## [Objective]
Among the entries below, count the lines that contain the word "sens". Write down only the total.

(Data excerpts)
## Start
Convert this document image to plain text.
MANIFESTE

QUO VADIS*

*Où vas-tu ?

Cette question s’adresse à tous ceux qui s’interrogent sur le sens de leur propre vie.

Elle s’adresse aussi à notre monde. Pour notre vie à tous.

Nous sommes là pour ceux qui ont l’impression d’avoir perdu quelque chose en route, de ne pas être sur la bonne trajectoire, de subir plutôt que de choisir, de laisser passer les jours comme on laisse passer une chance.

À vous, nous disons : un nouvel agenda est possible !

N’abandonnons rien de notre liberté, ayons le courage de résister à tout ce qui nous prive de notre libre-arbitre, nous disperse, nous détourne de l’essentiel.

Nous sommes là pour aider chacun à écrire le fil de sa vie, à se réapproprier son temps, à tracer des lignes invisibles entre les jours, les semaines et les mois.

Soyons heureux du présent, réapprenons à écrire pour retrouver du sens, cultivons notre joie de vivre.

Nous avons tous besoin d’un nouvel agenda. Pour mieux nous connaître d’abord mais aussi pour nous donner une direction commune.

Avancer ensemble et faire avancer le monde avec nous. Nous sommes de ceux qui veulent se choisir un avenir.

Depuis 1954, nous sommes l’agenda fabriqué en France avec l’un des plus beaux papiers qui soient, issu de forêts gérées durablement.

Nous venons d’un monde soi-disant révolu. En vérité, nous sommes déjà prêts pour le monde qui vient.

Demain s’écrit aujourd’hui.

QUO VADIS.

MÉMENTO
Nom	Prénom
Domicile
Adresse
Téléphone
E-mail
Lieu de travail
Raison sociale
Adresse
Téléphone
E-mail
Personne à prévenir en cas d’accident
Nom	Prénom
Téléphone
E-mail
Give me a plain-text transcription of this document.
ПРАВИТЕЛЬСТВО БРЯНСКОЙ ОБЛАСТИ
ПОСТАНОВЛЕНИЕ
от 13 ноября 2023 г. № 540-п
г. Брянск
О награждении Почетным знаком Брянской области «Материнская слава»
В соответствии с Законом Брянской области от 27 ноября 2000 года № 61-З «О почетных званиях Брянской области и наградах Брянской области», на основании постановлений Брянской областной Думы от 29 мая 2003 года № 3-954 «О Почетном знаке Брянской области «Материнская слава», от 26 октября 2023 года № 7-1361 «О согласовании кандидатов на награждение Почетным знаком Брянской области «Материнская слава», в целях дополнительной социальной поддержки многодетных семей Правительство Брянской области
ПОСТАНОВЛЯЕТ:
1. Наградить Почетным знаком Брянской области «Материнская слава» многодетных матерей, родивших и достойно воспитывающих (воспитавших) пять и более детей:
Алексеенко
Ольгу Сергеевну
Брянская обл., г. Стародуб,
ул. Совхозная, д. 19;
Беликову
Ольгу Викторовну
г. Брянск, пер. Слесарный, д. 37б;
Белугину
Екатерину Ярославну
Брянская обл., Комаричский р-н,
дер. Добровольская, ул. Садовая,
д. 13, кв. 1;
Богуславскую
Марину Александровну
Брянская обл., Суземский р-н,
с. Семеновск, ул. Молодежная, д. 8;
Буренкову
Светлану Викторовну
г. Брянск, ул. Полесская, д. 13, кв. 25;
## End
## [Complete output]
2